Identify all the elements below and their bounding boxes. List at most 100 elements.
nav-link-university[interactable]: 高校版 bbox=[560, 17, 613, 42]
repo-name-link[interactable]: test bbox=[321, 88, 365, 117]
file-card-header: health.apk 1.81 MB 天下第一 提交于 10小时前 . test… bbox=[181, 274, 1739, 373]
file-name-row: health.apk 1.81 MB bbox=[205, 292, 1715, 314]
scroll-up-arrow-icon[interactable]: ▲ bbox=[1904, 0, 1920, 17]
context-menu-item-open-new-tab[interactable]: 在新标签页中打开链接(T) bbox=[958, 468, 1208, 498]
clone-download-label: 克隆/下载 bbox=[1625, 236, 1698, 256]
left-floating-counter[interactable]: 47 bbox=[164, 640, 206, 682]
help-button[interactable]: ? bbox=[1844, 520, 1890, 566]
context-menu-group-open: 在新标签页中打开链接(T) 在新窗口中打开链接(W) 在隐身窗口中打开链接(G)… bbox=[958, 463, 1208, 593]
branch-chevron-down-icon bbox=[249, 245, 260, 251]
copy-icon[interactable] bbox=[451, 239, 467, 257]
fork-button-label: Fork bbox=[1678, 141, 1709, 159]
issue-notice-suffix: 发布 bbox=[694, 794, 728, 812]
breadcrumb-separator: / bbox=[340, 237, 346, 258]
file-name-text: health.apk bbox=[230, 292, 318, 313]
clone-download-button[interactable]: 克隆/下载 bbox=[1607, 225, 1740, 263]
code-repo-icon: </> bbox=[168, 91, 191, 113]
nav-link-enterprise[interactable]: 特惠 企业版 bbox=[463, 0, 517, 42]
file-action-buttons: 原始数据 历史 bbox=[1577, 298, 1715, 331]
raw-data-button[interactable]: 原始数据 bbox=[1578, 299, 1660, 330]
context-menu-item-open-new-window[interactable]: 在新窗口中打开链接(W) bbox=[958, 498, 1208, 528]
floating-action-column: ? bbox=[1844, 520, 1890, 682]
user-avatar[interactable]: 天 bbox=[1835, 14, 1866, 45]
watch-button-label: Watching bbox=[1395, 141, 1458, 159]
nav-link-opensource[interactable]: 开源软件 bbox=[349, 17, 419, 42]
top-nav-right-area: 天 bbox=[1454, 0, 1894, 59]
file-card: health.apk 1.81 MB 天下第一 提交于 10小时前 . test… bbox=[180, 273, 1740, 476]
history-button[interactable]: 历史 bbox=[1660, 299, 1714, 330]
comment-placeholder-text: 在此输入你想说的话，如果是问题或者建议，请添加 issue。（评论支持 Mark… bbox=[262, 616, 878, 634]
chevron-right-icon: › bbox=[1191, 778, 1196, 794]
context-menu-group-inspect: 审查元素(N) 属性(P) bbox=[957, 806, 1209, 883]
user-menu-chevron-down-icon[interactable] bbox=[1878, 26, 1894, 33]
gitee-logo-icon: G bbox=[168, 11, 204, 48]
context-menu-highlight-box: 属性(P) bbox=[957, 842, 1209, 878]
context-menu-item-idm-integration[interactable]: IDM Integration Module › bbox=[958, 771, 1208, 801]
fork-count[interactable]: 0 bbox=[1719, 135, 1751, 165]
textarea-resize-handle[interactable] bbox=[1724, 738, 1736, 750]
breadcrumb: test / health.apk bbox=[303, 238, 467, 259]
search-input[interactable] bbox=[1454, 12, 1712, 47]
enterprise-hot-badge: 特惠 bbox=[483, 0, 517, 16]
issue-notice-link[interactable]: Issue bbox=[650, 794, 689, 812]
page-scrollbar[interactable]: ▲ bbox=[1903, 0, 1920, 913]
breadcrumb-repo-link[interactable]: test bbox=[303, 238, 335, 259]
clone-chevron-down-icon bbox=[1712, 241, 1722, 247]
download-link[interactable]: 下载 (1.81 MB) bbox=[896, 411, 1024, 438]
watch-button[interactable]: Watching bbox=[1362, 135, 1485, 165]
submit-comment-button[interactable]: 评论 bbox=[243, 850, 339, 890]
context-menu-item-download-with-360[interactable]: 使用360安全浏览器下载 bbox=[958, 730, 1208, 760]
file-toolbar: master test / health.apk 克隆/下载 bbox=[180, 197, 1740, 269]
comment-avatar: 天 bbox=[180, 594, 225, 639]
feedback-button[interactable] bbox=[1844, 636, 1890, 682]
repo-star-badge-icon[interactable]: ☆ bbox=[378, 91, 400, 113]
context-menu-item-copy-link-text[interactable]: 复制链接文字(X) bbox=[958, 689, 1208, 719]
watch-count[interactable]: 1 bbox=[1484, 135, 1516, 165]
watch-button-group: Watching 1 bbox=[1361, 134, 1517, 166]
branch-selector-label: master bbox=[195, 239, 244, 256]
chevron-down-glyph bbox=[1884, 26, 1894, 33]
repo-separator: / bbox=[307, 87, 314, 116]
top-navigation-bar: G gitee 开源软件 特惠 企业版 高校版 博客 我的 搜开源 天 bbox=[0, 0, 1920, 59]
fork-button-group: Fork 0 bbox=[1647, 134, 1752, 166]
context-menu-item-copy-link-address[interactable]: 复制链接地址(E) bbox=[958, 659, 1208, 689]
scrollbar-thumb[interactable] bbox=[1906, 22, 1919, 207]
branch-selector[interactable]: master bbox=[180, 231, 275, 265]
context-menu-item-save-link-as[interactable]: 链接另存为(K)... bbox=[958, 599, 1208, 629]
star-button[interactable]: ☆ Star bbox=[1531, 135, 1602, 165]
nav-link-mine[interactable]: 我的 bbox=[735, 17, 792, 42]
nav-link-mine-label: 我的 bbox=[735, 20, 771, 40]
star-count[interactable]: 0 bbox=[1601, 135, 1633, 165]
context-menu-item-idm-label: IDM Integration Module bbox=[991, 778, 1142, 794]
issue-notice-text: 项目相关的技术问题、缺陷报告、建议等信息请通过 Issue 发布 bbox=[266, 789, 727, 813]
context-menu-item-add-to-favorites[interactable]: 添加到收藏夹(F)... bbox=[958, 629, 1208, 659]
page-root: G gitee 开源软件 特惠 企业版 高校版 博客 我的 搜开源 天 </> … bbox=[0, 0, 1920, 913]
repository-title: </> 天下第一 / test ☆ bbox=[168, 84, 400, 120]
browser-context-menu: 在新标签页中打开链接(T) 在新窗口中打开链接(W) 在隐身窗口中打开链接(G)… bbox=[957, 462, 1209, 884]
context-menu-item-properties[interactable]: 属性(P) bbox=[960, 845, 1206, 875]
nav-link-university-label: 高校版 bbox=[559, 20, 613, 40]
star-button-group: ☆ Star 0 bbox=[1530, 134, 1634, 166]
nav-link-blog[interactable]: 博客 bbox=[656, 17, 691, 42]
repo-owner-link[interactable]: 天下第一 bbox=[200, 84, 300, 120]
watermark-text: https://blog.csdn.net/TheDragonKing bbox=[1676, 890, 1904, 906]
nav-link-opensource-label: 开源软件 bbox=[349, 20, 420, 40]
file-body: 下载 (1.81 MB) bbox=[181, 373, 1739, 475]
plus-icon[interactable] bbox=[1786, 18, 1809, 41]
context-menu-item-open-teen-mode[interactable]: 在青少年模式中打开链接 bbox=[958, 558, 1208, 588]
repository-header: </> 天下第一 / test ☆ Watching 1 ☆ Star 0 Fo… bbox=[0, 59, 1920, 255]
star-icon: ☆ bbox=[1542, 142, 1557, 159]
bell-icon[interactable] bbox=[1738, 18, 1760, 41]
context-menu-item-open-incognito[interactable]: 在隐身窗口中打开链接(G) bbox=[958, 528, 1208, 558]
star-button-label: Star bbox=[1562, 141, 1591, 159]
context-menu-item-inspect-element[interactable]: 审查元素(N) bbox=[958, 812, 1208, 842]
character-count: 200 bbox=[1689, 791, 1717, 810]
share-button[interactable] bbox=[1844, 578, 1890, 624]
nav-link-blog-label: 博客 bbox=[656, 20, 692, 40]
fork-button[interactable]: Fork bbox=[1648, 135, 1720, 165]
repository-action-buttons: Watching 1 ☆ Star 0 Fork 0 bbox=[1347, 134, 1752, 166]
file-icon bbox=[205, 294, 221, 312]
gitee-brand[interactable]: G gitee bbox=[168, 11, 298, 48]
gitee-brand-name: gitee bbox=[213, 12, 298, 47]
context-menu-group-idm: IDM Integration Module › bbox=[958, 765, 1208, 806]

----------

WHAT TO PRODUCE: Rewrite the data from its beginning through the line that contains "clone-download-label: 克隆/下载 bbox=[1625, 236, 1698, 256]", replacing "health.apk" with "fitness.apk" wherever it occurs and leaving everything else unchanged.

REPLY TO THE EXERCISE:
Identify all the elements below and their bounding boxes. List at most 100 elements.
nav-link-university[interactable]: 高校版 bbox=[560, 17, 613, 42]
repo-name-link[interactable]: test bbox=[321, 88, 365, 117]
file-card-header: fitness.apk 1.81 MB 天下第一 提交于 10小时前 . test… bbox=[181, 274, 1739, 373]
file-name-row: fitness.apk 1.81 MB bbox=[205, 292, 1715, 314]
scroll-up-arrow-icon[interactable]: ▲ bbox=[1904, 0, 1920, 17]
context-menu-item-open-new-tab[interactable]: 在新标签页中打开链接(T) bbox=[958, 468, 1208, 498]
clone-download-label: 克隆/下载 bbox=[1625, 236, 1698, 256]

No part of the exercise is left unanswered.